> _TASK DESCRIPTION_:
Copy every line of the listing exactly.

######

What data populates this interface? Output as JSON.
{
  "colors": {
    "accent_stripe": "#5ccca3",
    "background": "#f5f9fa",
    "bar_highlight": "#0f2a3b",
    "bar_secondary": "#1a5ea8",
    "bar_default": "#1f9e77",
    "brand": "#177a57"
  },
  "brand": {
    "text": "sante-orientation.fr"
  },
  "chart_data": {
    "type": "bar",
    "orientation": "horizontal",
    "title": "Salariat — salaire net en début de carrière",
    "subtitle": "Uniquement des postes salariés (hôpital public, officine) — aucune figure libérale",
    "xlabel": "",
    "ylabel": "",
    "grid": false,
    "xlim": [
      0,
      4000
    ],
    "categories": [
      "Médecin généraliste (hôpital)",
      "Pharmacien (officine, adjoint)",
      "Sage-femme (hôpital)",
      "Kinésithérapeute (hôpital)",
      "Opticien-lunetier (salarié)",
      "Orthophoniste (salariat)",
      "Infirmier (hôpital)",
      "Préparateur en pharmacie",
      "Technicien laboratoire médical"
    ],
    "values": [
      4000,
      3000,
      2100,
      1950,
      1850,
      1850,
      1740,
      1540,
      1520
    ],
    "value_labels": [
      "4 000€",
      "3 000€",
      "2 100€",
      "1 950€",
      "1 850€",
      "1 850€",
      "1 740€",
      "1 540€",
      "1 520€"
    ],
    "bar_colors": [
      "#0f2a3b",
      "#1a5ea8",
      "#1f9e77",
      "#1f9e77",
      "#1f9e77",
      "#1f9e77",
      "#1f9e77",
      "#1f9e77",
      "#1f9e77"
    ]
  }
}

######

> _WRITTEN SOLUTION_:
What data populates this interface? Output as JSON.
{
  "colors": {
    "accent_stripe": "#5ccca3",
    "background": "#f5f9fa",
    "bar_highlight": "#0f2a3b",
    "bar_secondary": "#1a5ea8",
    "bar_default": "#1f9e77",
    "brand": "#177a57"
  },
  "brand": {
    "text": "sante-orientation.fr"
  },
  "chart_data": {
    "type": "bar",
    "orientation": "horizontal",
    "title": "Salariat — salaire net en début de carrière",
    "subtitle": "Uniquement des postes salariés (hôpital public, officine) — aucune figure libérale",
    "xlabel": "",
    "ylabel": "",
    "grid": false,
    "xlim": [
      0,
      4000
    ],
    "categories": [
      "Médecin généraliste (hôpital)",
      "Pharmacien (officine, adjoint)",
      "Sage-femme (hôpital)",
      "Kinésithérapeute (hôpital)",
      "Opticien-lunetier (salarié)",
      "Orthophoniste (salariat)",
      "Infirmier (hôpital)",
      "Préparateur en pharmacie",
      "Technicien laboratoire médical"
    ],
    "values": [
      4000,
      3000,
      2100,
      1950,
      1850,
      1850,
      1740,
      1540,
      1520
    ],
    "value_labels": [
      "4 000€",
      "3 000€",
      "2 100€",
      "1 950€",
      "1 850€",
      "1 850€",
      "1 740€",
      "1 540€",
      "1 520€"
    ],
    "bar_colors": [
      "#0f2a3b",
      "#1a5ea8",
      "#1f9e77",
      "#1f9e77",
      "#1f9e77",
      "#1f9e77",
      "#1f9e77",
      "#1f9e77",
      "#1f9e77"
    ]
  }
}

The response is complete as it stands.